-- Begin Entries --
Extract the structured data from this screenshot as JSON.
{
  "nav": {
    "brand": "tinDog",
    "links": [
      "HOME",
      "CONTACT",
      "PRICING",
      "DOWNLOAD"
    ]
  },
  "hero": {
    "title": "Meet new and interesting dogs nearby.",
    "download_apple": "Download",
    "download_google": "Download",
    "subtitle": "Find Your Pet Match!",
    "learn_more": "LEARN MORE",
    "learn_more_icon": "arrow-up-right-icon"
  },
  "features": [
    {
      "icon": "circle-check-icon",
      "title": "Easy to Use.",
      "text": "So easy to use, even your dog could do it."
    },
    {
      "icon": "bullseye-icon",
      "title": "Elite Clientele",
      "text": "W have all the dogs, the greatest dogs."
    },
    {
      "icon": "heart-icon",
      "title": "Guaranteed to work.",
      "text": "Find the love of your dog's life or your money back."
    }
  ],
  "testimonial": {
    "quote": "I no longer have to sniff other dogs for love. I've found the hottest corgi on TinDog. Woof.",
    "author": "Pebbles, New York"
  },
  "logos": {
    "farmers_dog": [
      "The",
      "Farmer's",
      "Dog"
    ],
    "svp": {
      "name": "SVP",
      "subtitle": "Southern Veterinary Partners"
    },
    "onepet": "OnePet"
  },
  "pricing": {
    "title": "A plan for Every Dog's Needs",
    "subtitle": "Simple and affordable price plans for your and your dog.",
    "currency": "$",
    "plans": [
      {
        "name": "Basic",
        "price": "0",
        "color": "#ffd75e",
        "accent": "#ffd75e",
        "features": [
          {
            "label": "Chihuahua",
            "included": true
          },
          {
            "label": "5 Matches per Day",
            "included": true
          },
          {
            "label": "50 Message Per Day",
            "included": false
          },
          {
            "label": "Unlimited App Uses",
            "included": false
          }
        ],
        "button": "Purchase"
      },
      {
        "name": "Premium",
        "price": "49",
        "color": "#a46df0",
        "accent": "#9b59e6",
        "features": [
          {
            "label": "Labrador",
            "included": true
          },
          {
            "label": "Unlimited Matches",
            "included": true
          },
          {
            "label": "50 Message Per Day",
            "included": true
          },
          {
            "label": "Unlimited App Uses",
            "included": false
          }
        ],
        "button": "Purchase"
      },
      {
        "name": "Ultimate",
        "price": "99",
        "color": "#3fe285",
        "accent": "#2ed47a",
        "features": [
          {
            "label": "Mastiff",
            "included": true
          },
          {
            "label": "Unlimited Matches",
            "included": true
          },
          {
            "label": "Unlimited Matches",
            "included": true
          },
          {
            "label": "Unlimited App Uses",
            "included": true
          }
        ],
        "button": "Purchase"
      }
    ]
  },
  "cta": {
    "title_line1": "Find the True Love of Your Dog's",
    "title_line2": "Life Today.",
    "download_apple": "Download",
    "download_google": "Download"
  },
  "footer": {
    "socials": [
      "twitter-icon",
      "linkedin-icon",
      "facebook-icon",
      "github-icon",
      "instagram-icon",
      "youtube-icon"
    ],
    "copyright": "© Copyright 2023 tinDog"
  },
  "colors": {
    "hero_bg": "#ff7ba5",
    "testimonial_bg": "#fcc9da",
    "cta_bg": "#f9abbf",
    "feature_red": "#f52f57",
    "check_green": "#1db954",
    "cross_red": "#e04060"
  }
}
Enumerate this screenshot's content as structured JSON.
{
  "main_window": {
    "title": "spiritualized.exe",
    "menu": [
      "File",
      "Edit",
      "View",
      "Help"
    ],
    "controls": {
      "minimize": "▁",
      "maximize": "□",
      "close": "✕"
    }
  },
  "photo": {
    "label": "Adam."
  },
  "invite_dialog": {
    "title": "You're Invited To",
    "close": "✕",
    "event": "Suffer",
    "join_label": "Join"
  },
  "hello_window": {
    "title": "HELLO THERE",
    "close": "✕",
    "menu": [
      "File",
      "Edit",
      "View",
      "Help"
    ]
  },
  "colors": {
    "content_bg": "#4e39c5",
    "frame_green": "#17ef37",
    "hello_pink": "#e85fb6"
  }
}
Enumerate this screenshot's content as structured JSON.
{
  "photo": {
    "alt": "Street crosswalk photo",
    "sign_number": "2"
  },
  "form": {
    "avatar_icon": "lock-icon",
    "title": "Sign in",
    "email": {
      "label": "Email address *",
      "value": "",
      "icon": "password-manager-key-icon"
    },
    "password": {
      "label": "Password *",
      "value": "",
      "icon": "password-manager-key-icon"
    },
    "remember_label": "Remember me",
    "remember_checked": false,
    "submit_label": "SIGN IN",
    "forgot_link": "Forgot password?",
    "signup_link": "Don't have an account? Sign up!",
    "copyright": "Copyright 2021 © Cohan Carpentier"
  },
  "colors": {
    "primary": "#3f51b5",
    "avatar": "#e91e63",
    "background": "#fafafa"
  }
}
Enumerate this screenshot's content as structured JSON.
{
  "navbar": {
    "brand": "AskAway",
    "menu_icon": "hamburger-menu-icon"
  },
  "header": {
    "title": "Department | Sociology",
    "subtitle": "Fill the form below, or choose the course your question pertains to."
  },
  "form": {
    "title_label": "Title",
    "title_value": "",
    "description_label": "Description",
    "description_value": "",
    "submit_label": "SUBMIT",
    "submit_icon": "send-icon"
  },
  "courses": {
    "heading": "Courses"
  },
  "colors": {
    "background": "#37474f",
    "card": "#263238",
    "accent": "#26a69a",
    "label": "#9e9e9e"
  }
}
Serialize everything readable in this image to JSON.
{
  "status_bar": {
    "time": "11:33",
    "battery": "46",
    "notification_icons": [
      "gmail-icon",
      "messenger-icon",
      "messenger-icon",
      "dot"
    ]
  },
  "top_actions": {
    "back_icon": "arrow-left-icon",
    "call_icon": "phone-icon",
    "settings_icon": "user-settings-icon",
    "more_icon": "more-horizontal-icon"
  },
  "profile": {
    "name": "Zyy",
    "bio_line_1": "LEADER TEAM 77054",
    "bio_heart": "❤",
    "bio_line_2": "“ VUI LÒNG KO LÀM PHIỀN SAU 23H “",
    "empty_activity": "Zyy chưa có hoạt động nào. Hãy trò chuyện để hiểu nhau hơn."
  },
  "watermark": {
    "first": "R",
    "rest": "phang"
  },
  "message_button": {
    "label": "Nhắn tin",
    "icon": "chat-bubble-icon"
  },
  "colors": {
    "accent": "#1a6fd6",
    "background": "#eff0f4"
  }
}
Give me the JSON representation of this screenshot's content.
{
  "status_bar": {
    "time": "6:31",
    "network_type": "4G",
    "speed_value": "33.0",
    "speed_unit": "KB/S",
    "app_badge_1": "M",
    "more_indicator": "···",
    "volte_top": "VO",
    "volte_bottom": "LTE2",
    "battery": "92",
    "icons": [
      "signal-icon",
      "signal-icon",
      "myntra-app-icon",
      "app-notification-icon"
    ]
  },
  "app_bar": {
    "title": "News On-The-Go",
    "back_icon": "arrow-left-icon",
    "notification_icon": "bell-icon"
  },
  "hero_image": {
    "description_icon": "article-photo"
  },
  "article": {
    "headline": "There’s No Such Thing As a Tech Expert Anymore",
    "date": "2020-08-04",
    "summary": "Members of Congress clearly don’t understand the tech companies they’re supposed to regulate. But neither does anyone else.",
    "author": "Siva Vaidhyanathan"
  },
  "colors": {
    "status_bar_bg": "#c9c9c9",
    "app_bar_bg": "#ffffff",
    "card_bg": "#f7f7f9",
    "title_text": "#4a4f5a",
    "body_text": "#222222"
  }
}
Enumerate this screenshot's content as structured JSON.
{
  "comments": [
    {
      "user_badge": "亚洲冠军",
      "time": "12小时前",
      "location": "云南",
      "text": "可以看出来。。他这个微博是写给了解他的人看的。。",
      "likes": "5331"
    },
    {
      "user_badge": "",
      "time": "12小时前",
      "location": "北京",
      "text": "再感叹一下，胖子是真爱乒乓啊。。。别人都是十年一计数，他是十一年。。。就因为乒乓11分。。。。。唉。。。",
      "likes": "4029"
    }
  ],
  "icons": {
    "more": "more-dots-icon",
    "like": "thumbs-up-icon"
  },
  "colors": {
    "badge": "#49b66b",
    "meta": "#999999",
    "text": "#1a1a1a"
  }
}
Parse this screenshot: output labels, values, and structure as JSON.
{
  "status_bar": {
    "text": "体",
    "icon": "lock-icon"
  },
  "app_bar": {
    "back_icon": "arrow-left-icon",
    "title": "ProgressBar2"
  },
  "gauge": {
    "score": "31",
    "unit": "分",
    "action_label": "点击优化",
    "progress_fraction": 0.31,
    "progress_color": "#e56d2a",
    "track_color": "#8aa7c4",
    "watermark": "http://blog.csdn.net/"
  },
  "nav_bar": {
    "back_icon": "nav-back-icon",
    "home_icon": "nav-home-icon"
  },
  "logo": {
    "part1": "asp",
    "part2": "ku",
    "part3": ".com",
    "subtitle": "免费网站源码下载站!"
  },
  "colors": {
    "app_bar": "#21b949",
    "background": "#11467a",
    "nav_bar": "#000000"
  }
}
-- End Entries --
Copy each line of the entries that includes the word "dogs".

- [Written answer]
    "title": "Meet new and interesting dogs nearby.",
      "text": "W have all the dogs, the greatest dogs."
    "quote": "I no longer have to sniff other dogs for love. I've found the hottest corgi on TinDog. Woof.",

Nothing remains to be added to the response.